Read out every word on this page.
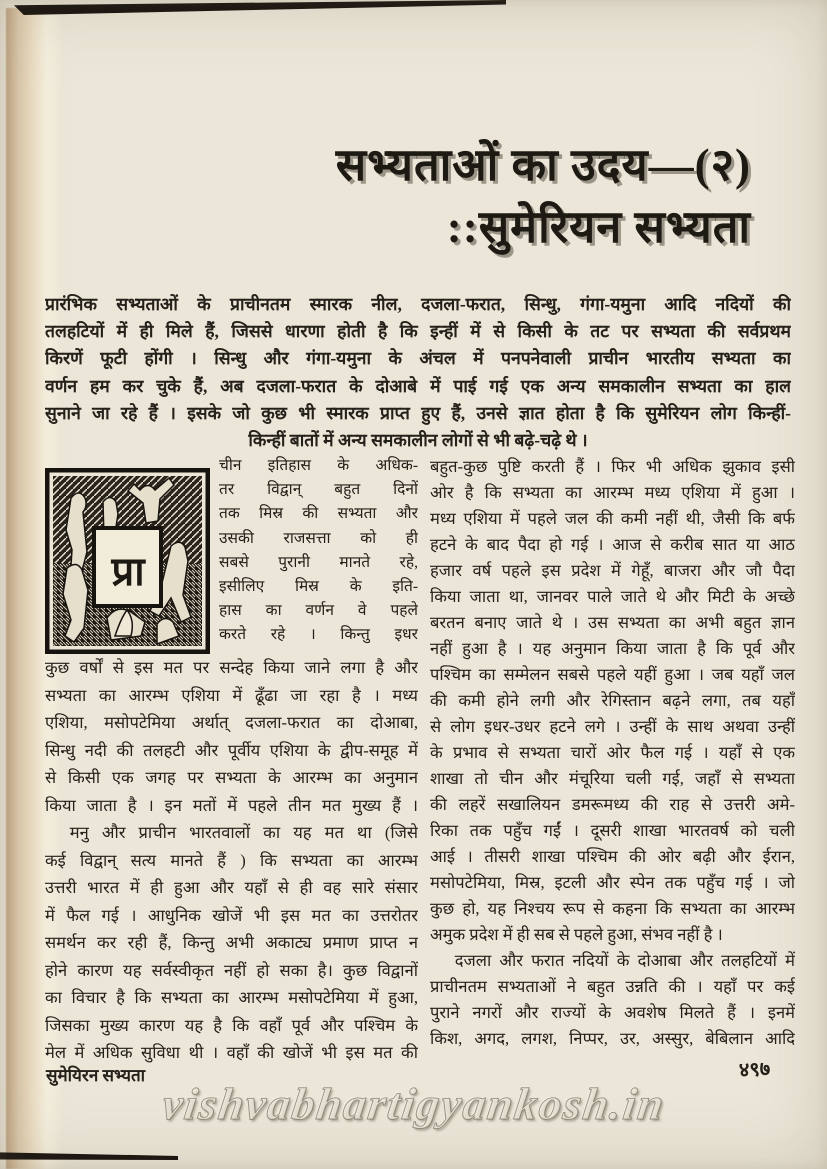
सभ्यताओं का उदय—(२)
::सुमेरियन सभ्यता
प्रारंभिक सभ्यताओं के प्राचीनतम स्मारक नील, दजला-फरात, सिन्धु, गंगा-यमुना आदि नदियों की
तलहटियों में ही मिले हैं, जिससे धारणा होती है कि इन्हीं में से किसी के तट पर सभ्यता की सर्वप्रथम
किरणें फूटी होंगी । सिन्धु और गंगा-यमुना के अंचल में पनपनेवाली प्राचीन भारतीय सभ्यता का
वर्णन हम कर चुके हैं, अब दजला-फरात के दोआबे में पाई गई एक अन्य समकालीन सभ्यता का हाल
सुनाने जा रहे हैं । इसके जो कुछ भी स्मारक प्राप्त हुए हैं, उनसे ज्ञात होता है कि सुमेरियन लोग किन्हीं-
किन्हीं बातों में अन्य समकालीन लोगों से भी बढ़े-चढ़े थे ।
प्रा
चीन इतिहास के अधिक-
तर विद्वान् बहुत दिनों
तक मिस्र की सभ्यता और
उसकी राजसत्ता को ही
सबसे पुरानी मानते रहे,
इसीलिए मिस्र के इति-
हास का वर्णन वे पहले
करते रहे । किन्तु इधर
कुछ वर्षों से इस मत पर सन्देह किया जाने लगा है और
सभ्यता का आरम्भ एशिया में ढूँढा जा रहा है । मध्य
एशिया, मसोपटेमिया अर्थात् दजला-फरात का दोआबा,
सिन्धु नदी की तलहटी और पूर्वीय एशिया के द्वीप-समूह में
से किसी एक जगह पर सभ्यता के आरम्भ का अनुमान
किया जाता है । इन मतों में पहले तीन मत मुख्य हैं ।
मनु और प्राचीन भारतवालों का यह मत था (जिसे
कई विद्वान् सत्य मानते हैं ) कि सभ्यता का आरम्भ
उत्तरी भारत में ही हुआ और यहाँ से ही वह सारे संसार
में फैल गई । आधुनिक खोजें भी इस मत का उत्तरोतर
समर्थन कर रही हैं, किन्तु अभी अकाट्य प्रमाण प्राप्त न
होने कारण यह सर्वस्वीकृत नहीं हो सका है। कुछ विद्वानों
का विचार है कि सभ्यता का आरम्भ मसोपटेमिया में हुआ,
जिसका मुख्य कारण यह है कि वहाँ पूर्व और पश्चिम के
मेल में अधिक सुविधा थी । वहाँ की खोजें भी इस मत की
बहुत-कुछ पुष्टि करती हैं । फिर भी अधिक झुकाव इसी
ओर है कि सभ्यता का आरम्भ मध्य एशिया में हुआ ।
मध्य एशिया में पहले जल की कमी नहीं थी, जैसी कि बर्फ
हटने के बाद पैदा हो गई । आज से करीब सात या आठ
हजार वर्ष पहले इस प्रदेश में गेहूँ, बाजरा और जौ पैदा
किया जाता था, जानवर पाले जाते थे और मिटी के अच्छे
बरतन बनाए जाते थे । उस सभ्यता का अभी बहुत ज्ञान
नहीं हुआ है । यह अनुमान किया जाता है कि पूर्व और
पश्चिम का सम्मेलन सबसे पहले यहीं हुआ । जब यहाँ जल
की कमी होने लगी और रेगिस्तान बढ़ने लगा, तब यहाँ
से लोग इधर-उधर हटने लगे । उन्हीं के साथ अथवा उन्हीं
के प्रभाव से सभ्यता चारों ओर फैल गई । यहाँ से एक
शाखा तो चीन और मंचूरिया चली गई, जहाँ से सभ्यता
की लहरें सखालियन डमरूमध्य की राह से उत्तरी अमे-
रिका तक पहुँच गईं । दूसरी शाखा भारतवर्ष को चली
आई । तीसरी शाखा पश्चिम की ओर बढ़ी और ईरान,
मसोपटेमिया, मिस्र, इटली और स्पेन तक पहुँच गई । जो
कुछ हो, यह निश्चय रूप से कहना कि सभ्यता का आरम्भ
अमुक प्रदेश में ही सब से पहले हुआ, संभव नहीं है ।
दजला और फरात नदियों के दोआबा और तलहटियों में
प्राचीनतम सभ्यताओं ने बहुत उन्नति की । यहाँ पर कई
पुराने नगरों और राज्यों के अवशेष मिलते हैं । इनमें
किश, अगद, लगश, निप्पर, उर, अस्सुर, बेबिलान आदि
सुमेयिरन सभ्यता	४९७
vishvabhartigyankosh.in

━━━━

## DIRECTIONS
Without the images, write out each line of the data verbatim.

## SOLUTION TO THE EXERCISE
Read out every word on this page.
सभ्यताओं का उदय—(२)
::सुमेरियन सभ्यता
प्रारंभिक सभ्यताओं के प्राचीनतम स्मारक नील, दजला-फरात, सिन्धु, गंगा-यमुना आदि नदियों की
तलहटियों में ही मिले हैं, जिससे धारणा होती है कि इन्हीं में से किसी के तट पर सभ्यता की सर्वप्रथम
किरणें फूटी होंगी । सिन्धु और गंगा-यमुना के अंचल में पनपनेवाली प्राचीन भारतीय सभ्यता का
वर्णन हम कर चुके हैं, अब दजला-फरात के दोआबे में पाई गई एक अन्य समकालीन सभ्यता का हाल
सुनाने जा रहे हैं । इसके जो कुछ भी स्मारक प्राप्त हुए हैं, उनसे ज्ञात होता है कि सुमेरियन लोग किन्हीं-
किन्हीं बातों में अन्य समकालीन लोगों से भी बढ़े-चढ़े थे ।
प्रा
चीन इतिहास के अधिक-
तर विद्वान् बहुत दिनों
तक मिस्र की सभ्यता और
उसकी राजसत्ता को ही
सबसे पुरानी मानते रहे,
इसीलिए मिस्र के इति-
हास का वर्णन वे पहले
करते रहे । किन्तु इधर
कुछ वर्षों से इस मत पर सन्देह किया जाने लगा है और
सभ्यता का आरम्भ एशिया में ढूँढा जा रहा है । मध्य
एशिया, मसोपटेमिया अर्थात् दजला-फरात का दोआबा,
सिन्धु नदी की तलहटी और पूर्वीय एशिया के द्वीप-समूह में
से किसी एक जगह पर सभ्यता के आरम्भ का अनुमान
किया जाता है । इन मतों में पहले तीन मत मुख्य हैं ।
मनु और प्राचीन भारतवालों का यह मत था (जिसे
कई विद्वान् सत्य मानते हैं ) कि सभ्यता का आरम्भ
उत्तरी भारत में ही हुआ और यहाँ से ही वह सारे संसार
में फैल गई । आधुनिक खोजें भी इस मत का उत्तरोतर
समर्थन कर रही हैं, किन्तु अभी अकाट्य प्रमाण प्राप्त न
होने कारण यह सर्वस्वीकृत नहीं हो सका है। कुछ विद्वानों
का विचार है कि सभ्यता का आरम्भ मसोपटेमिया में हुआ,
जिसका मुख्य कारण यह है कि वहाँ पूर्व और पश्चिम के
मेल में अधिक सुविधा थी । वहाँ की खोजें भी इस मत की
बहुत-कुछ पुष्टि करती हैं । फिर भी अधिक झुकाव इसी
ओर है कि सभ्यता का आरम्भ मध्य एशिया में हुआ ।
मध्य एशिया में पहले जल की कमी नहीं थी, जैसी कि बर्फ
हटने के बाद पैदा हो गई । आज से करीब सात या आठ
हजार वर्ष पहले इस प्रदेश में गेहूँ, बाजरा और जौ पैदा
किया जाता था, जानवर पाले जाते थे और मिटी के अच्छे
बरतन बनाए जाते थे । उस सभ्यता का अभी बहुत ज्ञान
नहीं हुआ है । यह अनुमान किया जाता है कि पूर्व और
पश्चिम का सम्मेलन सबसे पहले यहीं हुआ । जब यहाँ जल
की कमी होने लगी और रेगिस्तान बढ़ने लगा, तब यहाँ
से लोग इधर-उधर हटने लगे । उन्हीं के साथ अथवा उन्हीं
के प्रभाव से सभ्यता चारों ओर फैल गई । यहाँ से एक
शाखा तो चीन और मंचूरिया चली गई, जहाँ से सभ्यता
की लहरें सखालियन डमरूमध्य की राह से उत्तरी अमे-
रिका तक पहुँच गईं । दूसरी शाखा भारतवर्ष को चली
आई । तीसरी शाखा पश्चिम की ओर बढ़ी और ईरान,
मसोपटेमिया, मिस्र, इटली और स्पेन तक पहुँच गई । जो
कुछ हो, यह निश्चय रूप से कहना कि सभ्यता का आरम्भ
अमुक प्रदेश में ही सब से पहले हुआ, संभव नहीं है ।
दजला और फरात नदियों के दोआबा और तलहटियों में
प्राचीनतम सभ्यताओं ने बहुत उन्नति की । यहाँ पर कई
पुराने नगरों और राज्यों के अवशेष मिलते हैं । इनमें
किश, अगद, लगश, निप्पर, उर, अस्सुर, बेबिलान आदि
सुमेयिरन सभ्यता	४९७
vishvabhartigyankosh.in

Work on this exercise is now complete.